(Figure data in JSON)
— Start —

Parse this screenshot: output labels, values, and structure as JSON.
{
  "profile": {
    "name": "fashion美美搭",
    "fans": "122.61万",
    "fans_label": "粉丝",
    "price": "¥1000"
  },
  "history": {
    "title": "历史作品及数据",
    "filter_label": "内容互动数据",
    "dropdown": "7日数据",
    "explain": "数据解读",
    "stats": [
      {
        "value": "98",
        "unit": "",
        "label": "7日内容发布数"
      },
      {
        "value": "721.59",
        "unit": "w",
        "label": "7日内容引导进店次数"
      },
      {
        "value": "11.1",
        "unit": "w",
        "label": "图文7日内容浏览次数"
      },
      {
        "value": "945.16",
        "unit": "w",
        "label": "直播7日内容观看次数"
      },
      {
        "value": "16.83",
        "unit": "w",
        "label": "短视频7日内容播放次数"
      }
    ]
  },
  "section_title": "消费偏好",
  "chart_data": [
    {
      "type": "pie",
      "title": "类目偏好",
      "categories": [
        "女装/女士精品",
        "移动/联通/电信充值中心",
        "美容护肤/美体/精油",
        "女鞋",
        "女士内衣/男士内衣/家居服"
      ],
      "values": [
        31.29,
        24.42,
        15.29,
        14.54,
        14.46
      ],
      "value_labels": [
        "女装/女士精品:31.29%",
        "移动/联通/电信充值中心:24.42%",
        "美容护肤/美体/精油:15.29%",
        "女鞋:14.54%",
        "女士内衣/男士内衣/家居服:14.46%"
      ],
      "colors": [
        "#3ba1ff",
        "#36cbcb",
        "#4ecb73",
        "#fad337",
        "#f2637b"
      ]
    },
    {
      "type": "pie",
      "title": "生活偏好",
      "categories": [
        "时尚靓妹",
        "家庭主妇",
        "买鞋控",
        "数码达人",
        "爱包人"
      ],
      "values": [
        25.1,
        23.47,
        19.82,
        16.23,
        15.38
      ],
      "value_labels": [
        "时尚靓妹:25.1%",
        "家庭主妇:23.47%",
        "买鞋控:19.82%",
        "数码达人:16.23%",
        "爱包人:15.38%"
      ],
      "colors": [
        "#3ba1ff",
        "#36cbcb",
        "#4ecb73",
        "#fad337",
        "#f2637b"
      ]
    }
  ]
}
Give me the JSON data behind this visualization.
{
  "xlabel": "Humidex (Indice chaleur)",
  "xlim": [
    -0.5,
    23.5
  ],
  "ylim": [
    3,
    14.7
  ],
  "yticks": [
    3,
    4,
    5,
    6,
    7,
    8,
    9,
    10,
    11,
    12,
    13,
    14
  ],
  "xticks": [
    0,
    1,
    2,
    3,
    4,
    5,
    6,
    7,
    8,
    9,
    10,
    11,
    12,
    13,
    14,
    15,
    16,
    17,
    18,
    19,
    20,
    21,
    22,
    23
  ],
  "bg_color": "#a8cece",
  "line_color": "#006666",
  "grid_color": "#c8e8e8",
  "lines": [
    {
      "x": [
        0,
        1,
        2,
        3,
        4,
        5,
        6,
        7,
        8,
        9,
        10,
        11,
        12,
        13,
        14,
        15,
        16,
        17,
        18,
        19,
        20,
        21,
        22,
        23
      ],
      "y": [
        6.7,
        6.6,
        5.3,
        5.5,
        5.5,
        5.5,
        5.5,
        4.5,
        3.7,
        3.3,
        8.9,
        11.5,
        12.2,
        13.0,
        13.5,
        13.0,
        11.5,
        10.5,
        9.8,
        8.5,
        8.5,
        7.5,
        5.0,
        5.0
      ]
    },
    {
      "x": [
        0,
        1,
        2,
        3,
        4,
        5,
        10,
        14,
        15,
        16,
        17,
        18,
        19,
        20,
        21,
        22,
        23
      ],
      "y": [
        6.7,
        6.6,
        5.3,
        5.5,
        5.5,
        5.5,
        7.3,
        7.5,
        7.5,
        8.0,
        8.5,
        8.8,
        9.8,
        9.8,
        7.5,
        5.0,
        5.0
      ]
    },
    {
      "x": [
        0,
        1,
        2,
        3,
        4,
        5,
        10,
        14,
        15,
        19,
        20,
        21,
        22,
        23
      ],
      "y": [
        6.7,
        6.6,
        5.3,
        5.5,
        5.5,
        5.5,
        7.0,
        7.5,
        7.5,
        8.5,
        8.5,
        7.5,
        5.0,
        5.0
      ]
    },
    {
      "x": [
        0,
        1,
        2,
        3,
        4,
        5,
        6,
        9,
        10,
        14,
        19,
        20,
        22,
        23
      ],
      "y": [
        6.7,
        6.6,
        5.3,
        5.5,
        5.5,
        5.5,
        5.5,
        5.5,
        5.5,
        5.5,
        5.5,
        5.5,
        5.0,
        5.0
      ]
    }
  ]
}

— End —

» Prompt: Set down all of the data above, word for word.

» Solution to this problem:
Parse this screenshot: output labels, values, and structure as JSON.
{
  "profile": {
    "name": "fashion美美搭",
    "fans": "122.61万",
    "fans_label": "粉丝",
    "price": "¥1000"
  },
  "history": {
    "title": "历史作品及数据",
    "filter_label": "内容互动数据",
    "dropdown": "7日数据",
    "explain": "数据解读",
    "stats": [
      {
        "value": "98",
        "unit": "",
        "label": "7日内容发布数"
      },
      {
        "value": "721.59",
        "unit": "w",
        "label": "7日内容引导进店次数"
      },
      {
        "value": "11.1",
        "unit": "w",
        "label": "图文7日内容浏览次数"
      },
      {
        "value": "945.16",
        "unit": "w",
        "label": "直播7日内容观看次数"
      },
      {
        "value": "16.83",
        "unit": "w",
        "label": "短视频7日内容播放次数"
      }
    ]
  },
  "section_title": "消费偏好",
  "chart_data": [
    {
      "type": "pie",
      "title": "类目偏好",
      "categories": [
        "女装/女士精品",
        "移动/联通/电信充值中心",
        "美容护肤/美体/精油",
        "女鞋",
        "女士内衣/男士内衣/家居服"
      ],
      "values": [
        31.29,
        24.42,
        15.29,
        14.54,
        14.46
      ],
      "value_labels": [
        "女装/女士精品:31.29%",
        "移动/联通/电信充值中心:24.42%",
        "美容护肤/美体/精油:15.29%",
        "女鞋:14.54%",
        "女士内衣/男士内衣/家居服:14.46%"
      ],
      "colors": [
        "#3ba1ff",
        "#36cbcb",
        "#4ecb73",
        "#fad337",
        "#f2637b"
      ]
    },
    {
      "type": "pie",
      "title": "生活偏好",
      "categories": [
        "时尚靓妹",
        "家庭主妇",
        "买鞋控",
        "数码达人",
        "爱包人"
      ],
      "values": [
        25.1,
        23.47,
        19.82,
        16.23,
        15.38
      ],
      "value_labels": [
        "时尚靓妹:25.1%",
        "家庭主妇:23.47%",
        "买鞋控:19.82%",
        "数码达人:16.23%",
        "爱包人:15.38%"
      ],
      "colors": [
        "#3ba1ff",
        "#36cbcb",
        "#4ecb73",
        "#fad337",
        "#f2637b"
      ]
    }
  ]
}
Give me the JSON data behind this visualization.
{
  "xlabel": "Humidex (Indice chaleur)",
  "xlim": [
    -0.5,
    23.5
  ],
  "ylim": [
    3,
    14.7
  ],
  "yticks": [
    3,
    4,
    5,
    6,
    7,
    8,
    9,
    10,
    11,
    12,
    13,
    14
  ],
  "xticks": [
    0,
    1,
    2,
    3,
    4,
    5,
    6,
    7,
    8,
    9,
    10,
    11,
    12,
    13,
    14,
    15,
    16,
    17,
    18,
    19,
    20,
    21,
    22,
    23
  ],
  "bg_color": "#a8cece",
  "line_color": "#006666",
  "grid_color": "#c8e8e8",
  "lines": [
    {
      "x": [
        0,
        1,
        2,
        3,
        4,
        5,
        6,
        7,
        8,
        9,
        10,
        11,
        12,
        13,
        14,
        15,
        16,
        17,
        18,
        19,
        20,
        21,
        22,
        23
      ],
      "y": [
        6.7,
        6.6,
        5.3,
        5.5,
        5.5,
        5.5,
        5.5,
        4.5,
        3.7,
        3.3,
        8.9,
        11.5,
        12.2,
        13.0,
        13.5,
        13.0,
        11.5,
        10.5,
        9.8,
        8.5,
        8.5,
        7.5,
        5.0,
        5.0
      ]
    },
    {
      "x": [
        0,
        1,
        2,
        3,
        4,
        5,
        10,
        14,
        15,
        16,
        17,
        18,
        19,
        20,
        21,
        22,
        23
      ],
      "y": [
        6.7,
        6.6,
        5.3,
        5.5,
        5.5,
        5.5,
        7.3,
        7.5,
        7.5,
        8.0,
        8.5,
        8.8,
        9.8,
        9.8,
        7.5,
        5.0,
        5.0
      ]
    },
    {
      "x": [
        0,
        1,
        2,
        3,
        4,
        5,
        10,
        14,
        15,
        19,
        20,
        21,
        22,
        23
      ],
      "y": [
        6.7,
        6.6,
        5.3,
        5.5,
        5.5,
        5.5,
        7.0,
        7.5,
        7.5,
        8.5,
        8.5,
        7.5,
        5.0,
        5.0
      ]
    },
    {
      "x": [
        0,
        1,
        2,
        3,
        4,
        5,
        6,
        9,
        10,
        14,
        19,
        20,
        22,
        23
      ],
      "y": [
        6.7,
        6.6,
        5.3,
        5.5,
        5.5,
        5.5,
        5.5,
        5.5,
        5.5,
        5.5,
        5.5,
        5.5,
        5.0,
        5.0
      ]
    }
  ]
}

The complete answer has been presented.